TASK DIRECTIONS:
Rewrite all of the data below, changing every "Street Lights" to "Streetlights" and keeping everything else the same. Omit the pictures from your answer.

>>>>

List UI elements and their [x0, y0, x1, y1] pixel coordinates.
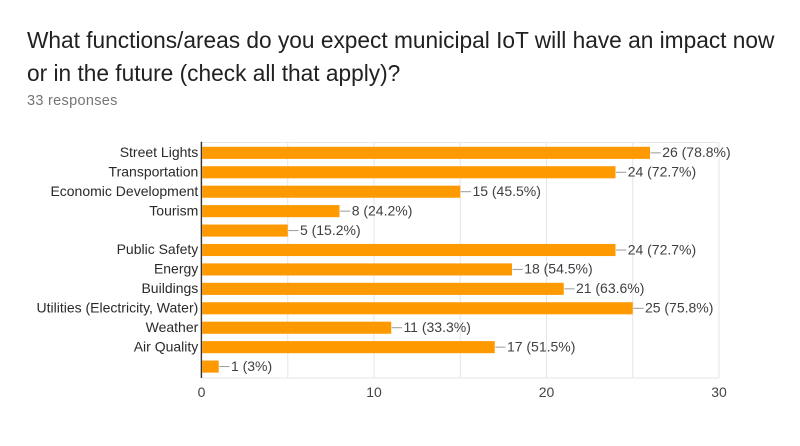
svg-text:Weather: Weather [146, 319, 199, 335]
svg-text:0: 0 [198, 384, 206, 400]
svg-text:5 (15.2%): 5 (15.2%) [300, 222, 361, 238]
svg-text:21 (63.6%): 21 (63.6%) [576, 280, 644, 296]
svg-text:1 (3%): 1 (3%) [231, 358, 272, 374]
svg-text:8 (24.2%): 8 (24.2%) [352, 202, 413, 218]
svg-text:20: 20 [539, 384, 555, 400]
svg-text:25 (75.8%): 25 (75.8%) [645, 300, 713, 316]
svg-text:15 (45.5%): 15 (45.5%) [472, 183, 540, 199]
svg-text:10: 10 [366, 384, 382, 400]
svg-text:Public Safety: Public Safety [117, 241, 199, 257]
svg-text:Energy: Energy [154, 261, 198, 277]
svg-text:30: 30 [711, 384, 727, 400]
svg-text:Economic Development: Economic Development [50, 183, 198, 199]
svg-text:Air Quality: Air Quality [134, 338, 199, 354]
svg-text:24 (72.7%): 24 (72.7%) [628, 241, 696, 257]
svg-text:Street Lights: Street Lights [120, 144, 199, 160]
svg-text:26 (78.8%): 26 (78.8%) [662, 144, 730, 160]
svg-text:Buildings: Buildings [141, 280, 198, 296]
svg-text:Tourism: Tourism [149, 202, 198, 218]
svg-text:Transportation: Transportation [109, 163, 199, 179]
svg-text:24 (72.7%): 24 (72.7%) [628, 164, 696, 180]
svg-text:Utilities (Electricity, Water): Utilities (Electricity, Water) [37, 299, 199, 315]
svg-text:11 (33.3%): 11 (33.3%) [403, 319, 470, 335]
svg-text:18 (54.5%): 18 (54.5%) [524, 261, 592, 277]
svg-text:17 (51.5%): 17 (51.5%) [507, 338, 575, 354]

<<<<

CORRECT ANSWER:
List UI elements and their [x0, y0, x1, y1] pixel coordinates.
svg-text:Weather: Weather [146, 319, 199, 335]
svg-text:0: 0 [198, 384, 206, 400]
svg-text:5 (15.2%): 5 (15.2%) [300, 222, 361, 238]
svg-text:21 (63.6%): 21 (63.6%) [576, 280, 644, 296]
svg-text:1 (3%): 1 (3%) [231, 358, 272, 374]
svg-text:8 (24.2%): 8 (24.2%) [352, 202, 413, 218]
svg-text:20: 20 [539, 384, 555, 400]
svg-text:25 (75.8%): 25 (75.8%) [645, 300, 713, 316]
svg-text:15 (45.5%): 15 (45.5%) [472, 183, 540, 199]
svg-text:10: 10 [366, 384, 382, 400]
svg-text:Public Safety: Public Safety [117, 241, 199, 257]
svg-text:Energy: Energy [154, 261, 198, 277]
svg-text:30: 30 [711, 384, 727, 400]
svg-text:Economic Development: Economic Development [50, 183, 198, 199]
svg-text:Air Quality: Air Quality [134, 338, 199, 354]
svg-text:24 (72.7%): 24 (72.7%) [628, 241, 696, 257]
svg-text:Streetlights: Streetlights [120, 144, 199, 160]
svg-text:26 (78.8%): 26 (78.8%) [662, 144, 730, 160]
svg-text:Buildings: Buildings [141, 280, 198, 296]
svg-text:Tourism: Tourism [149, 202, 198, 218]
svg-text:Transportation: Transportation [109, 163, 199, 179]
svg-text:24 (72.7%): 24 (72.7%) [628, 164, 696, 180]
svg-text:Utilities (Electricity, Water): Utilities (Electricity, Water) [37, 299, 199, 315]
svg-text:11 (33.3%): 11 (33.3%) [403, 319, 470, 335]
svg-text:18 (54.5%): 18 (54.5%) [524, 261, 592, 277]
svg-text:17 (51.5%): 17 (51.5%) [507, 338, 575, 354]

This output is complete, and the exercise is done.